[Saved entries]
________________________
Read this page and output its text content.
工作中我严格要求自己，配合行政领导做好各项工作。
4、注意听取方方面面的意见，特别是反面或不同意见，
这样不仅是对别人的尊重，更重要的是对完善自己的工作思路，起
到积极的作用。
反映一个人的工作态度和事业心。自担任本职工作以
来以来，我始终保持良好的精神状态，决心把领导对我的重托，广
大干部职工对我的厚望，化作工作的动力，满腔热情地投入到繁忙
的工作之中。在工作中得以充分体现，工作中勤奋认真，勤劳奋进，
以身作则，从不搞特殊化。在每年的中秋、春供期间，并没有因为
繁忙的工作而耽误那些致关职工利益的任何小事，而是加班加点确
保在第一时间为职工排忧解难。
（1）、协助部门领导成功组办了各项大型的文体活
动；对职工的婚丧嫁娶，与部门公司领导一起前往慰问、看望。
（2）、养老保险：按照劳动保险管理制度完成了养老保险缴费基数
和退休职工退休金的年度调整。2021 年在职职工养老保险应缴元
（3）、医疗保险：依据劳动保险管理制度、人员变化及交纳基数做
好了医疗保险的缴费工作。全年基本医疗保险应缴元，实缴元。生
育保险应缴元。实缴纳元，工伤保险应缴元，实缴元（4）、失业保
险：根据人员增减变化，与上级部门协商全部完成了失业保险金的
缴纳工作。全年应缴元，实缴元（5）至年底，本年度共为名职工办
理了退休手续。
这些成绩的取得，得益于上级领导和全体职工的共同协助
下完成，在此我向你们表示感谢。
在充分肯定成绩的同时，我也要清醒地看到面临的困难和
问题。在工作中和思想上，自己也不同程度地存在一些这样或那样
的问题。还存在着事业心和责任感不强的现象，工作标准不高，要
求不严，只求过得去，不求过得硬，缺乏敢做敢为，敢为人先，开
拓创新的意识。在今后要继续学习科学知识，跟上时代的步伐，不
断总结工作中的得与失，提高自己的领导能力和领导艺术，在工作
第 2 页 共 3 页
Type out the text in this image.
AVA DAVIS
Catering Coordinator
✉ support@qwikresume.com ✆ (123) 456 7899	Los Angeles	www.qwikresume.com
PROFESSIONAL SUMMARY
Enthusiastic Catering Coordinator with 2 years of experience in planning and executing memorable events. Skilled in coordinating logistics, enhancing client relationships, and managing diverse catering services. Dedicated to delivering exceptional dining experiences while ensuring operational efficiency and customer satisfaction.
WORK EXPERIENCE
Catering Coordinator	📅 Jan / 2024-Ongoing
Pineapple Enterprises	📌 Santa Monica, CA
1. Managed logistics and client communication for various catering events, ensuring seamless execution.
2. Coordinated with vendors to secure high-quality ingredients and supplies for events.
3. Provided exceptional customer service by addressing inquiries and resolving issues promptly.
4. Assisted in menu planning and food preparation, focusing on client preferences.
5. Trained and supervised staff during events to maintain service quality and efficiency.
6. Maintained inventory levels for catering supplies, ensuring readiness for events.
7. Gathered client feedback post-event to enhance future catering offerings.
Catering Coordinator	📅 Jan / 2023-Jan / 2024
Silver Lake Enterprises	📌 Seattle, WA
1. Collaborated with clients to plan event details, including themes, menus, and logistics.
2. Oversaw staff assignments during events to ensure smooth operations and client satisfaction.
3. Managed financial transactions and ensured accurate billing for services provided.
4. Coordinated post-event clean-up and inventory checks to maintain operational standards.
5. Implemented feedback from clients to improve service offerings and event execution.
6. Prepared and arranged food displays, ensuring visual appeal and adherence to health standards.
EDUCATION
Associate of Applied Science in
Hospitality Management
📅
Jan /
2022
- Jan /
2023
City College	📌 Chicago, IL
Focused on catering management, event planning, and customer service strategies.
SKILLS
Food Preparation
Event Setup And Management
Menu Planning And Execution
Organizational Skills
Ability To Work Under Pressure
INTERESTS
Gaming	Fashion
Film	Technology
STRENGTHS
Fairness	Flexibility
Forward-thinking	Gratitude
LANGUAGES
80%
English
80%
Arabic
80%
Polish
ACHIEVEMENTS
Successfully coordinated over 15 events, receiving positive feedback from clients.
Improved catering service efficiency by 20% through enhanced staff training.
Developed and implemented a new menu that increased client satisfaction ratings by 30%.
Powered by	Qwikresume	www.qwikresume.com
________________________
**BRIEF:** Recopy the whole listing exactly.

**SOLUTION FOR THIS TASK:**
Read this page and output its text content.
工作中我严格要求自己，配合行政领导做好各项工作。
4、注意听取方方面面的意见，特别是反面或不同意见，
这样不仅是对别人的尊重，更重要的是对完善自己的工作思路，起
到积极的作用。
反映一个人的工作态度和事业心。自担任本职工作以
来以来，我始终保持良好的精神状态，决心把领导对我的重托，广
大干部职工对我的厚望，化作工作的动力，满腔热情地投入到繁忙
的工作之中。在工作中得以充分体现，工作中勤奋认真，勤劳奋进，
以身作则，从不搞特殊化。在每年的中秋、春供期间，并没有因为
繁忙的工作而耽误那些致关职工利益的任何小事，而是加班加点确
保在第一时间为职工排忧解难。
（1）、协助部门领导成功组办了各项大型的文体活
动；对职工的婚丧嫁娶，与部门公司领导一起前往慰问、看望。
（2）、养老保险：按照劳动保险管理制度完成了养老保险缴费基数
和退休职工退休金的年度调整。2021 年在职职工养老保险应缴元
（3）、医疗保险：依据劳动保险管理制度、人员变化及交纳基数做
好了医疗保险的缴费工作。全年基本医疗保险应缴元，实缴元。生
育保险应缴元。实缴纳元，工伤保险应缴元，实缴元（4）、失业保
险：根据人员增减变化，与上级部门协商全部完成了失业保险金的
缴纳工作。全年应缴元，实缴元（5）至年底，本年度共为名职工办
理了退休手续。
这些成绩的取得，得益于上级领导和全体职工的共同协助
下完成，在此我向你们表示感谢。
在充分肯定成绩的同时，我也要清醒地看到面临的困难和
问题。在工作中和思想上，自己也不同程度地存在一些这样或那样
的问题。还存在着事业心和责任感不强的现象，工作标准不高，要
求不严，只求过得去，不求过得硬，缺乏敢做敢为，敢为人先，开
拓创新的意识。在今后要继续学习科学知识，跟上时代的步伐，不
断总结工作中的得与失，提高自己的领导能力和领导艺术，在工作
第 2 页 共 3 页
Type out the text in this image.
AVA DAVIS
Catering Coordinator
✉ support@qwikresume.com ✆ (123) 456 7899	Los Angeles	www.qwikresume.com
PROFESSIONAL SUMMARY
Enthusiastic Catering Coordinator with 2 years of experience in planning and executing memorable events. Skilled in coordinating logistics, enhancing client relationships, and managing diverse catering services. Dedicated to delivering exceptional dining experiences while ensuring operational efficiency and customer satisfaction.
WORK EXPERIENCE
Catering Coordinator	📅 Jan / 2024-Ongoing
Pineapple Enterprises	📌 Santa Monica, CA
1. Managed logistics and client communication for various catering events, ensuring seamless execution.
2. Coordinated with vendors to secure high-quality ingredients and supplies for events.
3. Provided exceptional customer service by addressing inquiries and resolving issues promptly.
4. Assisted in menu planning and food preparation, focusing on client preferences.
5. Trained and supervised staff during events to maintain service quality and efficiency.
6. Maintained inventory levels for catering supplies, ensuring readiness for events.
7. Gathered client feedback post-event to enhance future catering offerings.
Catering Coordinator	📅 Jan / 2023-Jan / 2024
Silver Lake Enterprises	📌 Seattle, WA
1. Collaborated with clients to plan event details, including themes, menus, and logistics.
2. Oversaw staff assignments during events to ensure smooth operations and client satisfaction.
3. Managed financial transactions and ensured accurate billing for services provided.
4. Coordinated post-event clean-up and inventory checks to maintain operational standards.
5. Implemented feedback from clients to improve service offerings and event execution.
6. Prepared and arranged food displays, ensuring visual appeal and adherence to health standards.
EDUCATION
Associate of Applied Science in
Hospitality Management
📅
Jan /
2022
- Jan /
2023
City College	📌 Chicago, IL
Focused on catering management, event planning, and customer service strategies.
SKILLS
Food Preparation
Event Setup And Management
Menu Planning And Execution
Organizational Skills
Ability To Work Under Pressure
INTERESTS
Gaming	Fashion
Film	Technology
STRENGTHS
Fairness	Flexibility
Forward-thinking	Gratitude
LANGUAGES
80%
English
80%
Arabic
80%
Polish
ACHIEVEMENTS
Successfully coordinated over 15 events, receiving positive feedback from clients.
Improved catering service efficiency by 20% through enhanced staff training.
Developed and implemented a new menu that increased client satisfaction ratings by 30%.
Powered by	Qwikresume	www.qwikresume.com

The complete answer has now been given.